* _Task goal_: Go through the listing and pick out each line with the word "social" in it.

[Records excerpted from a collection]
┌──

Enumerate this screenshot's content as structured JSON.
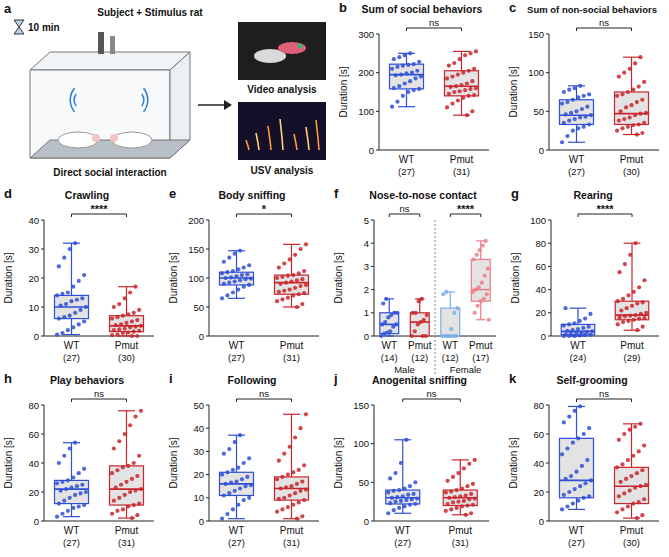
{
  "diagram": {
    "panel": "a",
    "timer": "10 min",
    "title": "Subject + Stimulus rat",
    "setup": "Direct social interaction",
    "outputs": [
      "Video analysis",
      "USV analysis"
    ]
  },
  "chart_data": [
    {
      "type": "box",
      "panel": "b",
      "title": "Sum of social behaviors",
      "y_label": "Duration [s]",
      "ylim": [
        0,
        300
      ],
      "yticks": [
        0,
        100,
        200,
        300
      ],
      "significance": [
        "ns"
      ],
      "series": [
        {
          "name": "WT",
          "n_label": "(27)",
          "color": "#2e4fd6",
          "box": [
            112,
            158,
            195,
            222,
            250
          ],
          "points": [
            112,
            125,
            140,
            150,
            155,
            158,
            160,
            165,
            172,
            178,
            185,
            190,
            193,
            195,
            198,
            200,
            205,
            210,
            215,
            218,
            220,
            222,
            228,
            235,
            240,
            245,
            250
          ]
        },
        {
          "name": "Pmut",
          "n_label": "(31)",
          "color": "#c9252c",
          "box": [
            90,
            140,
            165,
            205,
            255
          ],
          "points": [
            90,
            100,
            110,
            120,
            128,
            135,
            140,
            142,
            145,
            150,
            152,
            155,
            158,
            160,
            163,
            165,
            168,
            172,
            178,
            185,
            190,
            195,
            200,
            205,
            210,
            218,
            225,
            235,
            245,
            250,
            255
          ]
        }
      ]
    },
    {
      "type": "box",
      "panel": "c",
      "title": "Sum of non-social behaviors",
      "y_label": "Duration [s]",
      "ylim": [
        0,
        150
      ],
      "yticks": [
        0,
        50,
        100,
        150
      ],
      "significance": [
        "ns"
      ],
      "series": [
        {
          "name": "WT",
          "n_label": "(27)",
          "color": "#2e4fd6",
          "box": [
            10,
            33,
            45,
            65,
            83
          ],
          "points": [
            10,
            18,
            25,
            28,
            30,
            33,
            35,
            38,
            40,
            42,
            43,
            45,
            46,
            48,
            50,
            53,
            56,
            60,
            62,
            65,
            68,
            70,
            72,
            75,
            78,
            80,
            83
          ]
        },
        {
          "name": "Pmut",
          "n_label": "(30)",
          "color": "#c9252c",
          "box": [
            20,
            33,
            47,
            75,
            120
          ],
          "points": [
            20,
            22,
            25,
            28,
            30,
            32,
            33,
            35,
            38,
            40,
            42,
            45,
            47,
            48,
            50,
            55,
            58,
            62,
            65,
            70,
            72,
            75,
            78,
            82,
            88,
            95,
            100,
            105,
            112,
            120
          ]
        }
      ]
    },
    {
      "type": "box",
      "panel": "d",
      "title": "Crawling",
      "y_label": "Duration [s]",
      "ylim": [
        0,
        40
      ],
      "yticks": [
        0,
        10,
        20,
        30,
        40
      ],
      "significance": [
        "****"
      ],
      "series": [
        {
          "name": "WT",
          "n_label": "(27)",
          "color": "#2e4fd6",
          "box": [
            0.5,
            6,
            10,
            14,
            32
          ],
          "points": [
            0.5,
            1,
            2,
            3,
            4,
            5,
            6,
            6.5,
            7,
            8,
            9,
            10,
            10.5,
            11,
            12,
            12.5,
            13,
            14,
            14.5,
            15,
            17,
            19,
            21,
            24,
            27,
            30,
            32
          ]
        },
        {
          "name": "Pmut",
          "n_label": "(30)",
          "color": "#c9252c",
          "box": [
            0,
            1.5,
            3.5,
            7,
            17
          ],
          "points": [
            0,
            0,
            0.3,
            0.5,
            1,
            1.2,
            1.5,
            1.8,
            2,
            2.3,
            2.5,
            3,
            3.2,
            3.5,
            3.8,
            4,
            4.5,
            5,
            5.5,
            6,
            6.5,
            7,
            7.5,
            8,
            9,
            10,
            11,
            13,
            15,
            17
          ]
        }
      ]
    },
    {
      "type": "box",
      "panel": "e",
      "title": "Body sniffing",
      "y_label": "Duration [s]",
      "ylim": [
        0,
        200
      ],
      "yticks": [
        0,
        50,
        100,
        150,
        200
      ],
      "significance": [
        "*"
      ],
      "series": [
        {
          "name": "WT",
          "n_label": "(27)",
          "color": "#2e4fd6",
          "box": [
            65,
            88,
            100,
            110,
            147
          ],
          "points": [
            65,
            70,
            75,
            80,
            85,
            88,
            90,
            92,
            94,
            96,
            98,
            99,
            100,
            101,
            103,
            105,
            106,
            108,
            110,
            112,
            115,
            118,
            122,
            128,
            135,
            142,
            147
          ]
        },
        {
          "name": "Pmut",
          "n_label": "(31)",
          "color": "#c9252c",
          "box": [
            50,
            72,
            92,
            105,
            158
          ],
          "points": [
            50,
            55,
            60,
            63,
            66,
            70,
            72,
            74,
            76,
            78,
            80,
            83,
            86,
            88,
            90,
            92,
            94,
            96,
            98,
            100,
            102,
            104,
            105,
            108,
            112,
            118,
            125,
            132,
            140,
            150,
            158
          ]
        }
      ]
    },
    {
      "type": "box",
      "panel": "f",
      "title": "Nose-to-nose contact",
      "y_label": "Duration [s]",
      "ylim": [
        0,
        5
      ],
      "yticks": [
        0,
        1,
        2,
        3,
        4,
        5
      ],
      "significance": [
        "ns",
        "****"
      ],
      "groups": [
        "Male",
        "Female"
      ],
      "series": [
        {
          "name": "WT",
          "n_label": "(14)",
          "color": "#2e4fd6",
          "box": [
            0,
            0.1,
            0.5,
            1.0,
            1.6
          ],
          "points": [
            0,
            0.1,
            0.15,
            0.2,
            0.4,
            0.5,
            0.5,
            0.6,
            0.8,
            0.9,
            1.0,
            1.0,
            1.4,
            1.6
          ]
        },
        {
          "name": "Pmut",
          "n_label": "(12)",
          "color": "#c9252c",
          "box": [
            0,
            0,
            0.6,
            1.0,
            1.6
          ],
          "points": [
            0,
            0,
            0,
            0.2,
            0.5,
            0.6,
            0.7,
            0.9,
            1.0,
            1.0,
            1.5,
            1.6
          ]
        },
        {
          "name": "WT",
          "n_label": "(12)",
          "color": "#79aee8",
          "box": [
            0,
            0,
            0,
            1.2,
            1.9
          ],
          "points": [
            0,
            0,
            0,
            0,
            0,
            0,
            0,
            0.3,
            1.0,
            1.2,
            1.8,
            1.9
          ]
        },
        {
          "name": "Pmut",
          "n_label": "(17)",
          "color": "#ee7c86",
          "box": [
            0.7,
            1.5,
            2.0,
            3.3,
            4.1
          ],
          "points": [
            0.7,
            1.0,
            1.3,
            1.5,
            1.6,
            1.8,
            1.9,
            2.0,
            2.1,
            2.3,
            2.6,
            2.9,
            3.3,
            3.5,
            3.7,
            3.9,
            4.1
          ]
        }
      ]
    },
    {
      "type": "box",
      "panel": "g",
      "title": "Rearing",
      "y_label": "Duration [s]",
      "ylim": [
        0,
        100
      ],
      "yticks": [
        0,
        20,
        40,
        60,
        80,
        100
      ],
      "significance": [
        "****"
      ],
      "series": [
        {
          "name": "WT",
          "n_label": "(24)",
          "color": "#2e4fd6",
          "box": [
            0,
            1,
            4,
            10,
            24
          ],
          "points": [
            0,
            0,
            0,
            0.5,
            1,
            1,
            1.5,
            2,
            2.5,
            3,
            3.5,
            4,
            4.5,
            5,
            6,
            7,
            8,
            9,
            10,
            11,
            13,
            15,
            19,
            24
          ]
        },
        {
          "name": "Pmut",
          "n_label": "(29)",
          "color": "#c9252c",
          "box": [
            5,
            14,
            18,
            30,
            80
          ],
          "points": [
            5,
            8,
            10,
            12,
            13,
            14,
            15,
            15.5,
            16,
            17,
            17.5,
            18,
            19,
            20,
            22,
            24,
            26,
            28,
            29,
            30,
            32,
            35,
            38,
            42,
            48,
            55,
            62,
            70,
            80
          ]
        }
      ]
    },
    {
      "type": "box",
      "panel": "h",
      "title": "Play behaviors",
      "y_label": "Duration [s]",
      "ylim": [
        0,
        80
      ],
      "yticks": [
        0,
        20,
        40,
        60,
        80
      ],
      "significance": [
        "ns"
      ],
      "series": [
        {
          "name": "WT",
          "n_label": "(27)",
          "color": "#2e4fd6",
          "box": [
            3,
            12,
            22,
            28,
            54
          ],
          "points": [
            3,
            5,
            7,
            9,
            10,
            11,
            12,
            14,
            16,
            18,
            19,
            20,
            21,
            22,
            23,
            24,
            25,
            26,
            27,
            28,
            30,
            33,
            36,
            40,
            45,
            50,
            54
          ]
        },
        {
          "name": "Pmut",
          "n_label": "(31)",
          "color": "#c9252c",
          "box": [
            2,
            11,
            22,
            38,
            76
          ],
          "points": [
            2,
            4,
            5,
            7,
            8,
            10,
            11,
            12,
            14,
            16,
            18,
            20,
            21,
            22,
            23,
            25,
            27,
            29,
            31,
            33,
            35,
            37,
            38,
            40,
            45,
            50,
            55,
            60,
            66,
            72,
            76
          ]
        }
      ]
    },
    {
      "type": "box",
      "panel": "i",
      "title": "Following",
      "y_label": "Duration [s]",
      "ylim": [
        0,
        50
      ],
      "yticks": [
        0,
        10,
        20,
        30,
        40,
        50
      ],
      "significance": [
        "ns"
      ],
      "series": [
        {
          "name": "WT",
          "n_label": "(27)",
          "color": "#2e4fd6",
          "box": [
            1,
            11,
            16,
            21,
            37
          ],
          "points": [
            1,
            3,
            5,
            7,
            9,
            10,
            11,
            12,
            13,
            14,
            15,
            15.5,
            16,
            16.5,
            17,
            18,
            19,
            20,
            21,
            22,
            23,
            25,
            27,
            29,
            31,
            34,
            37
          ]
        },
        {
          "name": "Pmut",
          "n_label": "(31)",
          "color": "#c9252c",
          "box": [
            1,
            9,
            14,
            19,
            46
          ],
          "points": [
            1,
            2,
            4,
            5,
            6,
            7,
            8,
            9,
            9.5,
            10,
            11,
            12,
            13,
            13.5,
            14,
            14.5,
            15,
            16,
            17,
            18,
            19,
            20,
            21,
            22,
            24,
            26,
            29,
            32,
            36,
            40,
            46
          ]
        }
      ]
    },
    {
      "type": "box",
      "panel": "j",
      "title": "Anogenital sniffing",
      "y_label": "Duration [s]",
      "ylim": [
        0,
        150
      ],
      "yticks": [
        0,
        50,
        100,
        150
      ],
      "significance": [
        "ns"
      ],
      "series": [
        {
          "name": "WT",
          "n_label": "(27)",
          "color": "#2e4fd6",
          "box": [
            10,
            22,
            30,
            40,
            105
          ],
          "points": [
            10,
            14,
            17,
            19,
            21,
            22,
            23,
            25,
            26,
            27,
            28,
            29,
            30,
            31,
            32,
            34,
            35,
            37,
            39,
            40,
            42,
            45,
            50,
            55,
            62,
            75,
            105
          ]
        },
        {
          "name": "Pmut",
          "n_label": "(31)",
          "color": "#c9252c",
          "box": [
            8,
            20,
            30,
            40,
            79
          ],
          "points": [
            8,
            10,
            13,
            15,
            17,
            19,
            20,
            21,
            22,
            24,
            25,
            26,
            28,
            29,
            30,
            31,
            32,
            33,
            35,
            37,
            38,
            40,
            42,
            45,
            48,
            52,
            57,
            62,
            68,
            74,
            79
          ]
        }
      ]
    },
    {
      "type": "box",
      "panel": "k",
      "title": "Self-grooming",
      "y_label": "Duration [s]",
      "ylim": [
        0,
        80
      ],
      "yticks": [
        0,
        20,
        40,
        60,
        80
      ],
      "significance": [
        "ns"
      ],
      "series": [
        {
          "name": "WT",
          "n_label": "(27)",
          "color": "#2e4fd6",
          "box": [
            8,
            16,
            28,
            57,
            79
          ],
          "points": [
            8,
            10,
            12,
            14,
            16,
            17,
            18,
            20,
            22,
            24,
            26,
            28,
            29,
            31,
            34,
            38,
            42,
            46,
            50,
            54,
            57,
            60,
            64,
            68,
            72,
            76,
            79
          ]
        },
        {
          "name": "Pmut",
          "n_label": "(30)",
          "color": "#c9252c",
          "box": [
            2,
            12,
            24,
            37,
            67
          ],
          "points": [
            2,
            4,
            6,
            8,
            10,
            12,
            13,
            15,
            17,
            19,
            21,
            23,
            24,
            25,
            27,
            29,
            31,
            33,
            35,
            37,
            39,
            42,
            45,
            48,
            52,
            56,
            60,
            63,
            65,
            67
          ]
        }
      ]
    }
  ]
}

└──

* _Solution for this task_:
    "setup": "Direct social interaction",
      "title": "Sum of social behaviors",
      "title": "Sum of non-social behaviors",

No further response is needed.